YOUR TASK: Transcribe all of the records precisely as they are presented.

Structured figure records
━━━━━━━━━━━━━━━━

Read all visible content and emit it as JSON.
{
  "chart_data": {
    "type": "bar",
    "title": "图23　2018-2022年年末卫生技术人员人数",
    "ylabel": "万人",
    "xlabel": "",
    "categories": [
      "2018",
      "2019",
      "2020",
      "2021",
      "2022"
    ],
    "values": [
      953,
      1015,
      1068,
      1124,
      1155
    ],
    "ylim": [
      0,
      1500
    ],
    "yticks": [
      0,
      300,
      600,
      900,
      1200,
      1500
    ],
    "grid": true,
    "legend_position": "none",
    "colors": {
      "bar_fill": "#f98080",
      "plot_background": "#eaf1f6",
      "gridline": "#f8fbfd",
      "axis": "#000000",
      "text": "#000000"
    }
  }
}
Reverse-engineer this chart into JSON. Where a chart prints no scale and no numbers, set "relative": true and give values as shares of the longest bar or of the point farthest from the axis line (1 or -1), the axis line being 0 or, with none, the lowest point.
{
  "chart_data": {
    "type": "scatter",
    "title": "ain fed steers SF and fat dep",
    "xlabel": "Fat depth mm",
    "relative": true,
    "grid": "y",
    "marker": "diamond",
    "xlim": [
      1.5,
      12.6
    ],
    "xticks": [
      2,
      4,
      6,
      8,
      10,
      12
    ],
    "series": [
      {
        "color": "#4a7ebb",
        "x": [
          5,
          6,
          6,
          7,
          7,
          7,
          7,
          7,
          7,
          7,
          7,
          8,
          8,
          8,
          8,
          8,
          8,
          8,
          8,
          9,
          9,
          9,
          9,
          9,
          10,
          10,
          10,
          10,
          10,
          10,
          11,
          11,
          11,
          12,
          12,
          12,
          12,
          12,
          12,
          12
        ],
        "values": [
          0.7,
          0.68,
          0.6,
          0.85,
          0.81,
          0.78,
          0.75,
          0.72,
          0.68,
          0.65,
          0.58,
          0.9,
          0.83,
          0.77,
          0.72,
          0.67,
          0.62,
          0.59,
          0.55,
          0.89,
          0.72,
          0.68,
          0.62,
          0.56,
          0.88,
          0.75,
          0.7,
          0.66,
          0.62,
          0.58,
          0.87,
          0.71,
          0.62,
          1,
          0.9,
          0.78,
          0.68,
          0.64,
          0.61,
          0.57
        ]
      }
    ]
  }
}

━━━━━━━━━━━━━━━━

EXERCISE RESPONSE:
Read all visible content and emit it as JSON.
{
  "chart_data": {
    "type": "bar",
    "title": "图23　2018-2022年年末卫生技术人员人数",
    "ylabel": "万人",
    "xlabel": "",
    "categories": [
      "2018",
      "2019",
      "2020",
      "2021",
      "2022"
    ],
    "values": [
      953,
      1015,
      1068,
      1124,
      1155
    ],
    "ylim": [
      0,
      1500
    ],
    "yticks": [
      0,
      300,
      600,
      900,
      1200,
      1500
    ],
    "grid": true,
    "legend_position": "none",
    "colors": {
      "bar_fill": "#f98080",
      "plot_background": "#eaf1f6",
      "gridline": "#f8fbfd",
      "axis": "#000000",
      "text": "#000000"
    }
  }
}
Reverse-engineer this chart into JSON. Where a chart prints no scale and no numbers, set "relative": true and give values as shares of the longest bar or of the point farthest from the axis line (1 or -1), the axis line being 0 or, with none, the lowest point.
{
  "chart_data": {
    "type": "scatter",
    "title": "ain fed steers SF and fat dep",
    "xlabel": "Fat depth mm",
    "relative": true,
    "grid": "y",
    "marker": "diamond",
    "xlim": [
      1.5,
      12.6
    ],
    "xticks": [
      2,
      4,
      6,
      8,
      10,
      12
    ],
    "series": [
      {
        "color": "#4a7ebb",
        "x": [
          5,
          6,
          6,
          7,
          7,
          7,
          7,
          7,
          7,
          7,
          7,
          8,
          8,
          8,
          8,
          8,
          8,
          8,
          8,
          9,
          9,
          9,
          9,
          9,
          10,
          10,
          10,
          10,
          10,
          10,
          11,
          11,
          11,
          12,
          12,
          12,
          12,
          12,
          12,
          12
        ],
        "values": [
          0.7,
          0.68,
          0.6,
          0.85,
          0.81,
          0.78,
          0.75,
          0.72,
          0.68,
          0.65,
          0.58,
          0.9,
          0.83,
          0.77,
          0.72,
          0.67,
          0.62,
          0.59,
          0.55,
          0.89,
          0.72,
          0.68,
          0.62,
          0.56,
          0.88,
          0.75,
          0.7,
          0.66,
          0.62,
          0.58,
          0.87,
          0.71,
          0.62,
          1,
          0.9,
          0.78,
          0.68,
          0.64,
          0.61,
          0.57
        ]
      }
    ]
  }
}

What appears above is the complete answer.